--- DIRECTIVE ---
Transcribe, word for word, every line from the one containing "Give me the" through the final line of the records, and omit the pictures.

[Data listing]
****
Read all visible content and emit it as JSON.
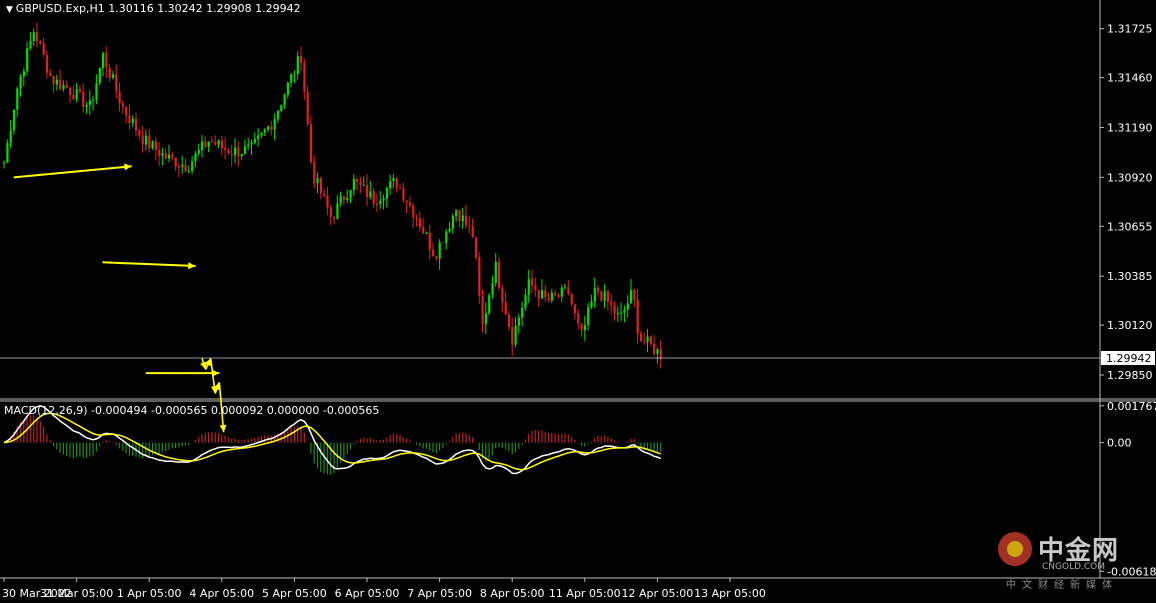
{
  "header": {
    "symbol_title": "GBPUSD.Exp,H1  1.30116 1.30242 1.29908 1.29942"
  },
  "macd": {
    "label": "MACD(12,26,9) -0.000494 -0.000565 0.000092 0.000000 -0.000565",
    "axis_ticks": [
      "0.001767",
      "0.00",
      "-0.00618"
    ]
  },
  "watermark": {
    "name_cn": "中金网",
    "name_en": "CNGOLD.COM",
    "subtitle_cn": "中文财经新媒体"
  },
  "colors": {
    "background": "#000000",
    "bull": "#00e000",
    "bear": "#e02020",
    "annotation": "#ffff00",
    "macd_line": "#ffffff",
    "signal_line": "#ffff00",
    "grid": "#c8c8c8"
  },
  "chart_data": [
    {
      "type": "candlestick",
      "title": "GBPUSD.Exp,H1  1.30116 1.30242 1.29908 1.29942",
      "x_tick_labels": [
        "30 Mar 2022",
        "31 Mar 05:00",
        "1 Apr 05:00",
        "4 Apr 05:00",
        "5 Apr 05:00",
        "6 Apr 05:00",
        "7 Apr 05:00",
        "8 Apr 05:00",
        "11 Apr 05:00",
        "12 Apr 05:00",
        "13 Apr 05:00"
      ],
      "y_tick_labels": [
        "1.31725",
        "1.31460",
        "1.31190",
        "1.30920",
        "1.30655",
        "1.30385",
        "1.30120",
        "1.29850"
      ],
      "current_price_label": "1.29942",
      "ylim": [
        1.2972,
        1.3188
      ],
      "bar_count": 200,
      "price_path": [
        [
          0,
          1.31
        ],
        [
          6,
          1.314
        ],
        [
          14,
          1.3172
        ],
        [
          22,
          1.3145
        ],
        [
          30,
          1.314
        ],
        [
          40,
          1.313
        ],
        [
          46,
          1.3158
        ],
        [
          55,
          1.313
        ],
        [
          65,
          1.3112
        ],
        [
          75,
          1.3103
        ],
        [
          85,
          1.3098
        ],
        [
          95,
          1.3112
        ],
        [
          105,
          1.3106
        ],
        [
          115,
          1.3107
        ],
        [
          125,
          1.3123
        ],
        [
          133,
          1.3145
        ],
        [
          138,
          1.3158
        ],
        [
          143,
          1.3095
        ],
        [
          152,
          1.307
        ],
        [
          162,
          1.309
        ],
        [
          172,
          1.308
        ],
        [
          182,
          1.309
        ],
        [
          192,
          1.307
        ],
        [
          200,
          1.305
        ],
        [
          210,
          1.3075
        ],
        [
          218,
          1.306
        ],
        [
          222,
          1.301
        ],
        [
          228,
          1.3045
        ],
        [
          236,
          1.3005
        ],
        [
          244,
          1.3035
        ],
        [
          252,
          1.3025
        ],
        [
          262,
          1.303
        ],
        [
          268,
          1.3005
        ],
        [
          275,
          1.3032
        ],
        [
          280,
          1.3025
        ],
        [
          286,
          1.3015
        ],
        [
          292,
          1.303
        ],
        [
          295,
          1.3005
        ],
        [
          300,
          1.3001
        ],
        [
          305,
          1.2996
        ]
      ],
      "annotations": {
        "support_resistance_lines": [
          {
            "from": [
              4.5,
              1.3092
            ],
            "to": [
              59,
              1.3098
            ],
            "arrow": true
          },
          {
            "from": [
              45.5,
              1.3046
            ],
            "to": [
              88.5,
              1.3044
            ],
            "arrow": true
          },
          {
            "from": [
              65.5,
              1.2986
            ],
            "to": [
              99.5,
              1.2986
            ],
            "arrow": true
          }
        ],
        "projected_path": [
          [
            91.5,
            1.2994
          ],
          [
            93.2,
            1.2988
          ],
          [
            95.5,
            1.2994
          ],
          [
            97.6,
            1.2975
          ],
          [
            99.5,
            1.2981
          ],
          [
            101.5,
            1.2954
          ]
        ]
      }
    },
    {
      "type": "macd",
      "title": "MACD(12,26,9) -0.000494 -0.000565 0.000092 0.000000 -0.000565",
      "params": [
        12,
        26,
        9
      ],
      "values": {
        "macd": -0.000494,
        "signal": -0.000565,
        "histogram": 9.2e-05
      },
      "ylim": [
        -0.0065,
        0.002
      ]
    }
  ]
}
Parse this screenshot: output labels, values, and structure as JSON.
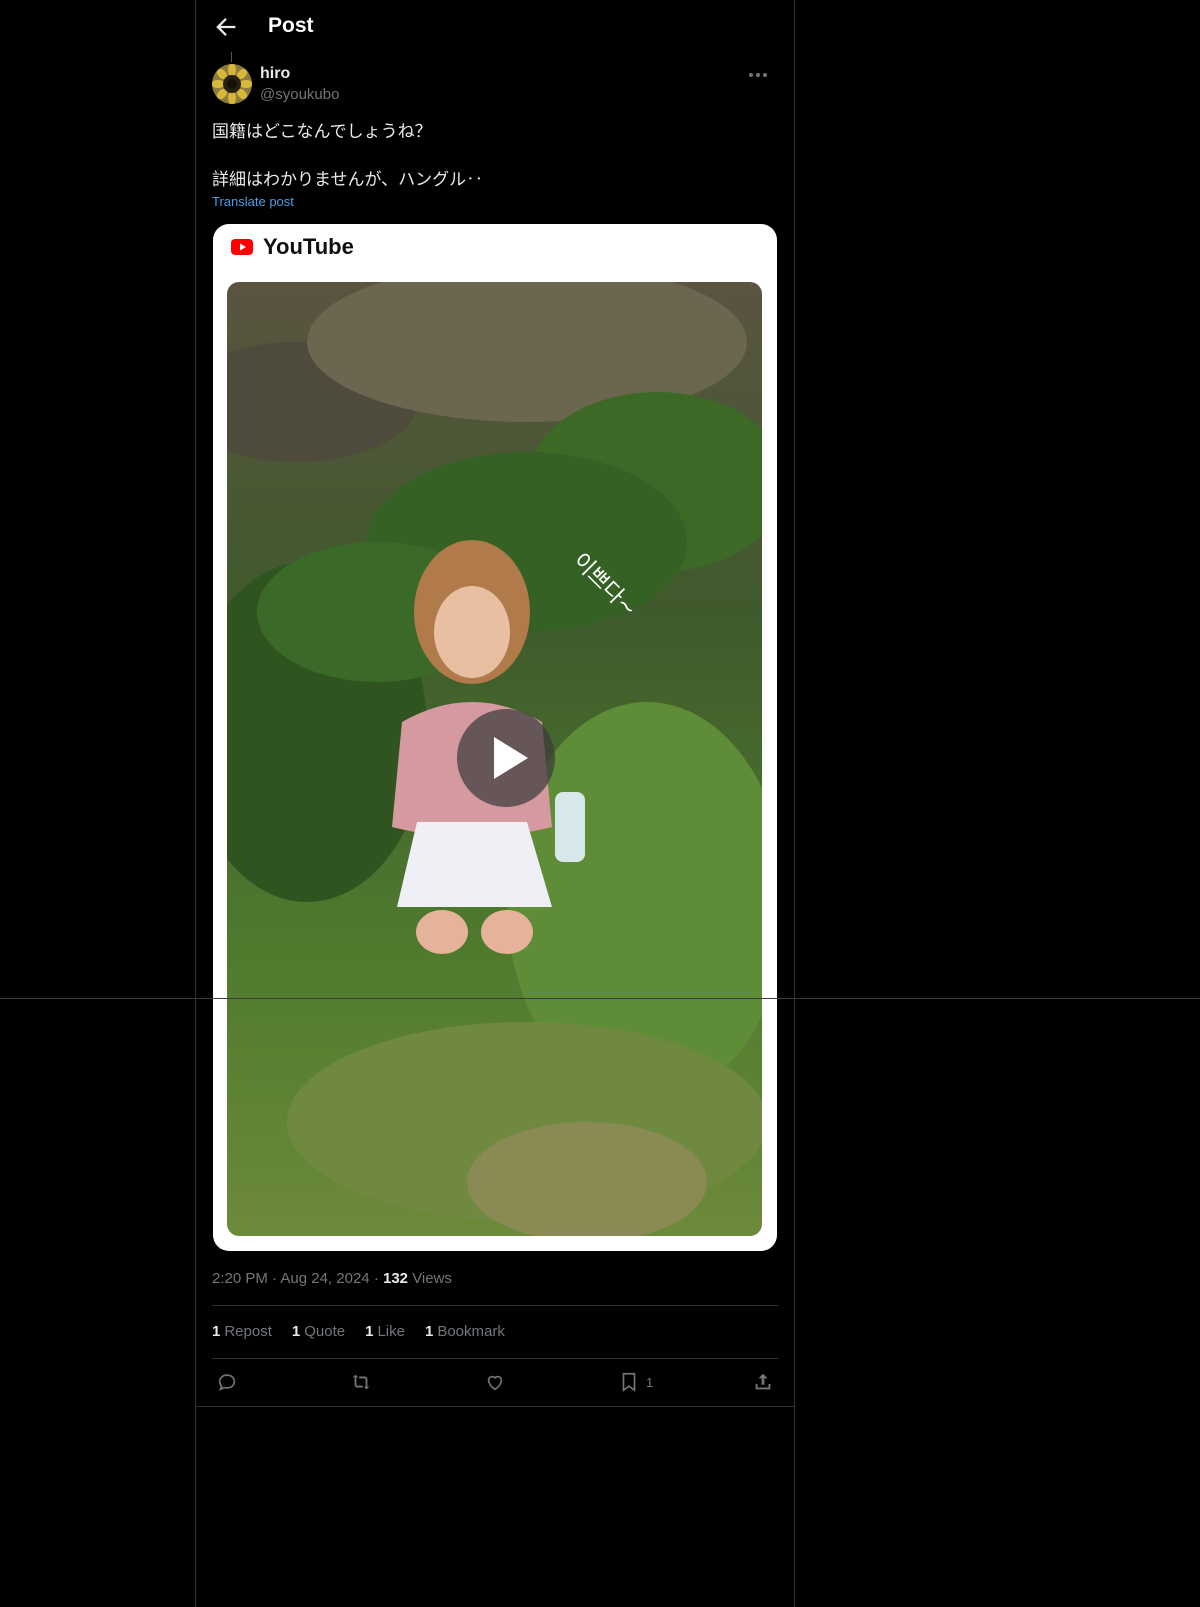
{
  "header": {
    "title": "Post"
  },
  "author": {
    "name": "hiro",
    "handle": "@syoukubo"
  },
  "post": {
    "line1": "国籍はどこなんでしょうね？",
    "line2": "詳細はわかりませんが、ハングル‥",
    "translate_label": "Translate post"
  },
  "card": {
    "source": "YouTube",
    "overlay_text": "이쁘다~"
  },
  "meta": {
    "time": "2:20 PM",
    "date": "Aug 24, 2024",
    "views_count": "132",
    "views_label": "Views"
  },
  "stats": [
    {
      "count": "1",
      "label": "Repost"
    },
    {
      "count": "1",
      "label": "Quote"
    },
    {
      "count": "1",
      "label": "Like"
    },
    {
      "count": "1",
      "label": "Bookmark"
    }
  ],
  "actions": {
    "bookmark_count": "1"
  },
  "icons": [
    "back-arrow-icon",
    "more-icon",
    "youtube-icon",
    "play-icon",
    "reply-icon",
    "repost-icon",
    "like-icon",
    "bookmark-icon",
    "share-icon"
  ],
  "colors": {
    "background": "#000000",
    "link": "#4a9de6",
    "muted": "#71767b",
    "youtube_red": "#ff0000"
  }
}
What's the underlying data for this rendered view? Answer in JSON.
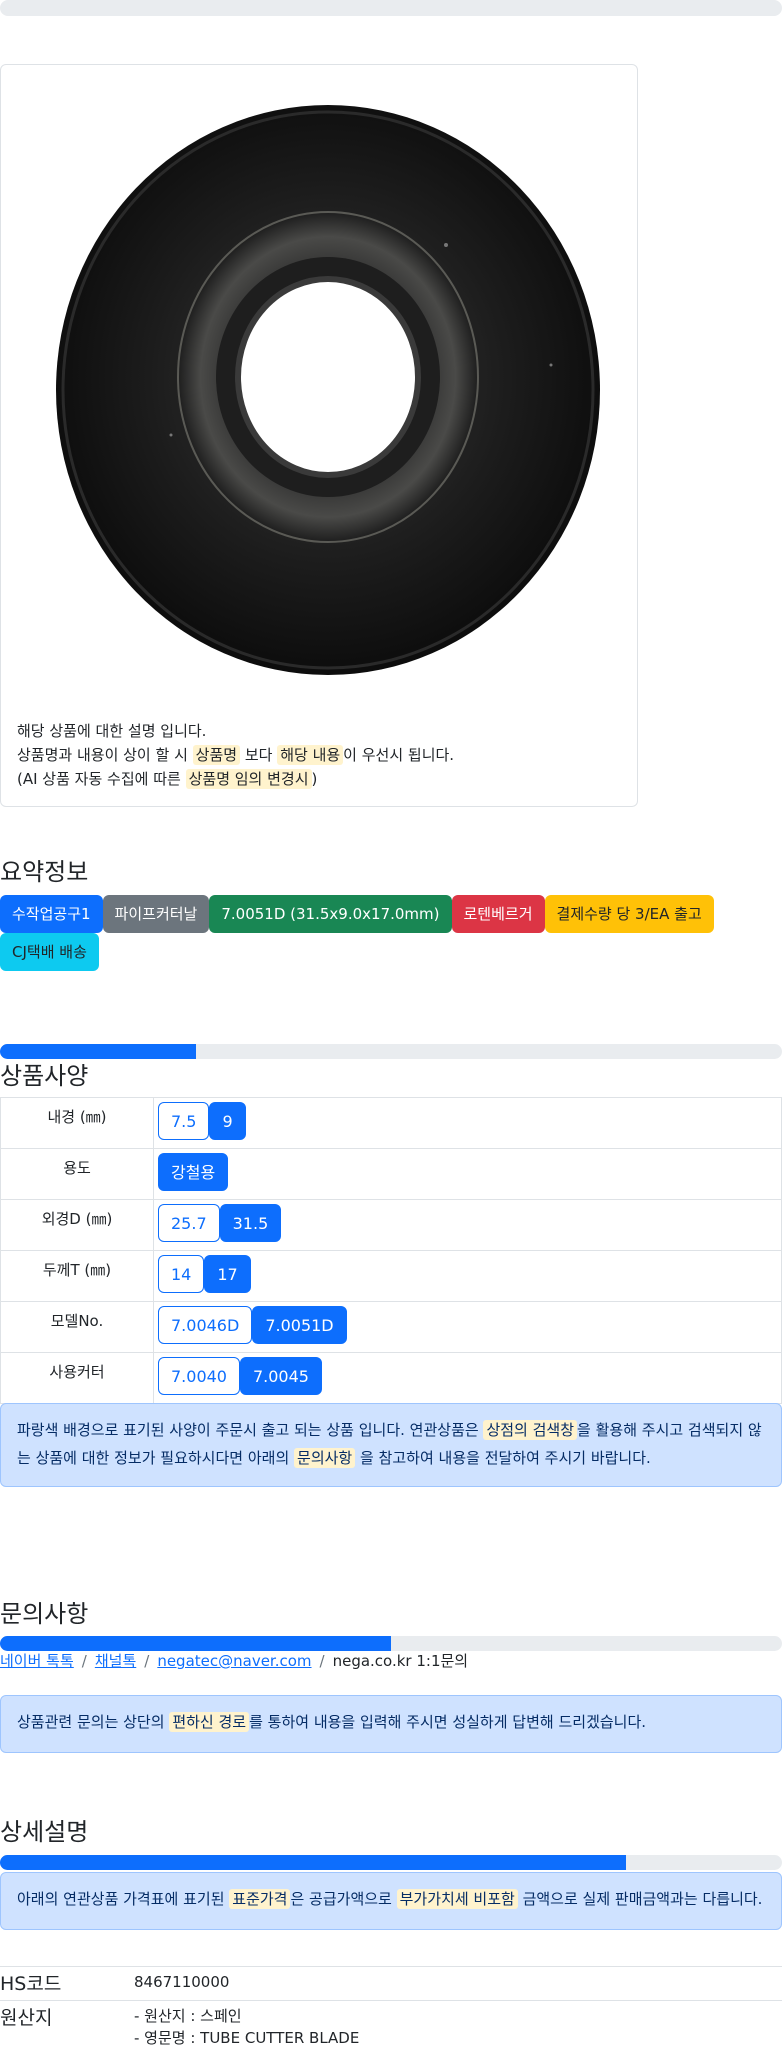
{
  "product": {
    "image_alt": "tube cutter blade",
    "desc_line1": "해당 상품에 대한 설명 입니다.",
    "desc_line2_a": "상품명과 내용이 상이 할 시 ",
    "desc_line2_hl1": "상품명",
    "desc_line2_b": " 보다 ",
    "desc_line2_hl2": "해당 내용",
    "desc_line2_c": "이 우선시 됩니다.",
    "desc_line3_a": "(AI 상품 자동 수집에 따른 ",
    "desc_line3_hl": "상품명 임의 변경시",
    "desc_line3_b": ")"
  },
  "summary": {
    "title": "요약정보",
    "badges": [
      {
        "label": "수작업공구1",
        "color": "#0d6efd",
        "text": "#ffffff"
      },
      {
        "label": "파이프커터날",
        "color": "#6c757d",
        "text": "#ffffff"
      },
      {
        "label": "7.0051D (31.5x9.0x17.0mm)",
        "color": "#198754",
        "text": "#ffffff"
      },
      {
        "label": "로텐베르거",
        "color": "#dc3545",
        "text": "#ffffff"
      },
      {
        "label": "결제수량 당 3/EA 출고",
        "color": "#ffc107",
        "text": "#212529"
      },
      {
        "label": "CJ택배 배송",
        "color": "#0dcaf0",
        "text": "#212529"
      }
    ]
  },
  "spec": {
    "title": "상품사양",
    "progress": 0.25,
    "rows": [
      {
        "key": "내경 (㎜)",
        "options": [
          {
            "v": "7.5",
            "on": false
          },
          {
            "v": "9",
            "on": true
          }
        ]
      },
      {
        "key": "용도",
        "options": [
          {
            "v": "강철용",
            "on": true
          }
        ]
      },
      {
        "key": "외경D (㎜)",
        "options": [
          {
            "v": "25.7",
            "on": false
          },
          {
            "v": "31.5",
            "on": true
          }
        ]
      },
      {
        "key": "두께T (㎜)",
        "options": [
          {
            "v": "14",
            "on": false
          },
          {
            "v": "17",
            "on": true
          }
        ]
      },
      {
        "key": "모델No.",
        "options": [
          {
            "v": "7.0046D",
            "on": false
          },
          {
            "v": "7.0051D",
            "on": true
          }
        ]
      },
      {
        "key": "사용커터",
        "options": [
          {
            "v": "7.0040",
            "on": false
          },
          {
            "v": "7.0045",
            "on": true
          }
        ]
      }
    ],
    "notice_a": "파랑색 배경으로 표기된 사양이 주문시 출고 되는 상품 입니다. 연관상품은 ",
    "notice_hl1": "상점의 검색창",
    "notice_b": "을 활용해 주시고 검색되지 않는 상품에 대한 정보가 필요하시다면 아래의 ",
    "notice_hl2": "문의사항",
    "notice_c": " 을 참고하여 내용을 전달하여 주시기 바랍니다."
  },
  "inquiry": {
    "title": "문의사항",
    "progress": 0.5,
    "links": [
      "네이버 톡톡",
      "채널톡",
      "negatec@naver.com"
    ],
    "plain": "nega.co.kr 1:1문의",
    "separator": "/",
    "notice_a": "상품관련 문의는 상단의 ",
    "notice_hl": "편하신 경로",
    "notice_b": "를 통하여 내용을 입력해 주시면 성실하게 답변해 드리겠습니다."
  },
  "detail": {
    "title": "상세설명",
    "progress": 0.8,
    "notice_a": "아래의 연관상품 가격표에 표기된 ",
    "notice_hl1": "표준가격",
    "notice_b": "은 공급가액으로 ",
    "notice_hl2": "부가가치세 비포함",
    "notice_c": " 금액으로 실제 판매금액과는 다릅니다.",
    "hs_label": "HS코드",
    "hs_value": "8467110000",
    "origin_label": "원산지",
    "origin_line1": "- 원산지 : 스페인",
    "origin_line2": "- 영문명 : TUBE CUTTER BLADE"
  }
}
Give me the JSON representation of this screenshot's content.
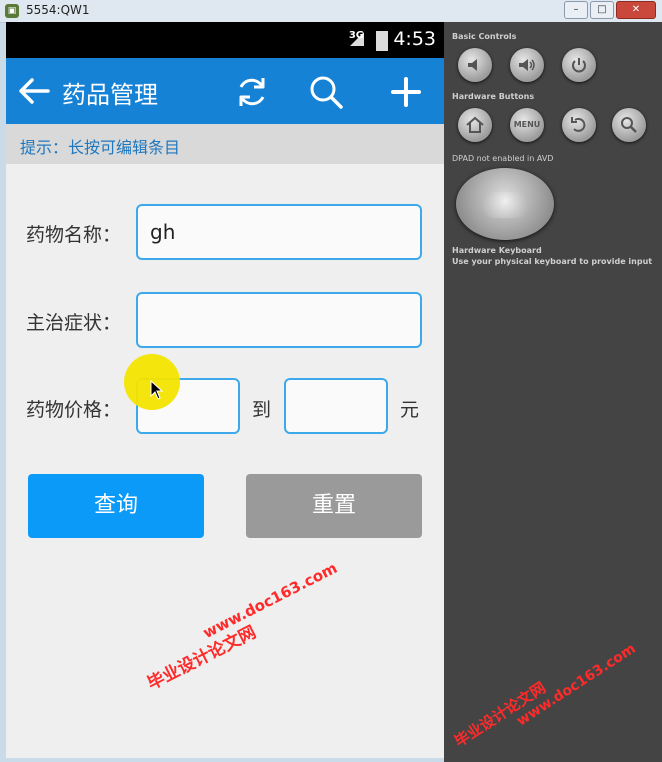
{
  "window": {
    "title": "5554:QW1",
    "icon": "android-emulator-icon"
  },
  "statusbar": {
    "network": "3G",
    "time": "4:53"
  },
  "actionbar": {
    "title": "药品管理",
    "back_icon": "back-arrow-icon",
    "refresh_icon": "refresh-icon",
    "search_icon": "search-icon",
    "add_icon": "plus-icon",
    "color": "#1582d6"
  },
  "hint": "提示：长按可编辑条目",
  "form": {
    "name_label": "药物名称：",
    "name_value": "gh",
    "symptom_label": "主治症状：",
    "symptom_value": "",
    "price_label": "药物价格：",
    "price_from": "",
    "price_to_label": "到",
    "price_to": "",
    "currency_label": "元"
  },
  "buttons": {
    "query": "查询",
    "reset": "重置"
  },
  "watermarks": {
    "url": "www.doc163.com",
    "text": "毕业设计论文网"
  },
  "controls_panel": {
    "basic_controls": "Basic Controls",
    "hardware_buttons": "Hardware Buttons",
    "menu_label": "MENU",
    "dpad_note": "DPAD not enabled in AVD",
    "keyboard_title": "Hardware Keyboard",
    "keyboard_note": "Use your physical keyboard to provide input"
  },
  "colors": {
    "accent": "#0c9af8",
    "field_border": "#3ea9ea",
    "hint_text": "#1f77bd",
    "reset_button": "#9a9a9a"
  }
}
****
--- FULL RESPONSE ---
Give me the JSON representation of this screenshot's content.
{
  "window": {
    "title": "5554:QW1",
    "icon": "android-emulator-icon"
  },
  "statusbar": {
    "network": "3G",
    "time": "4:53"
  },
  "actionbar": {
    "title": "药品管理",
    "back_icon": "back-arrow-icon",
    "refresh_icon": "refresh-icon",
    "search_icon": "search-icon",
    "add_icon": "plus-icon",
    "color": "#1582d6"
  },
  "hint": "提示：长按可编辑条目",
  "form": {
    "name_label": "药物名称：",
    "name_value": "gh",
    "symptom_label": "主治症状：",
    "symptom_value": "",
    "price_label": "药物价格：",
    "price_from": "",
    "price_to_label": "到",
    "price_to": "",
    "currency_label": "元"
  },
  "buttons": {
    "query": "查询",
    "reset": "重置"
  },
  "watermarks": {
    "url": "www.doc163.com",
    "text": "毕业设计论文网"
  },
  "controls_panel": {
    "basic_controls": "Basic Controls",
    "hardware_buttons": "Hardware Buttons",
    "menu_label": "MENU",
    "dpad_note": "DPAD not enabled in AVD",
    "keyboard_title": "Hardware Keyboard",
    "keyboard_note": "Use your physical keyboard to provide input"
  },
  "colors": {
    "accent": "#0c9af8",
    "field_border": "#3ea9ea",
    "hint_text": "#1f77bd",
    "reset_button": "#9a9a9a"
  }
}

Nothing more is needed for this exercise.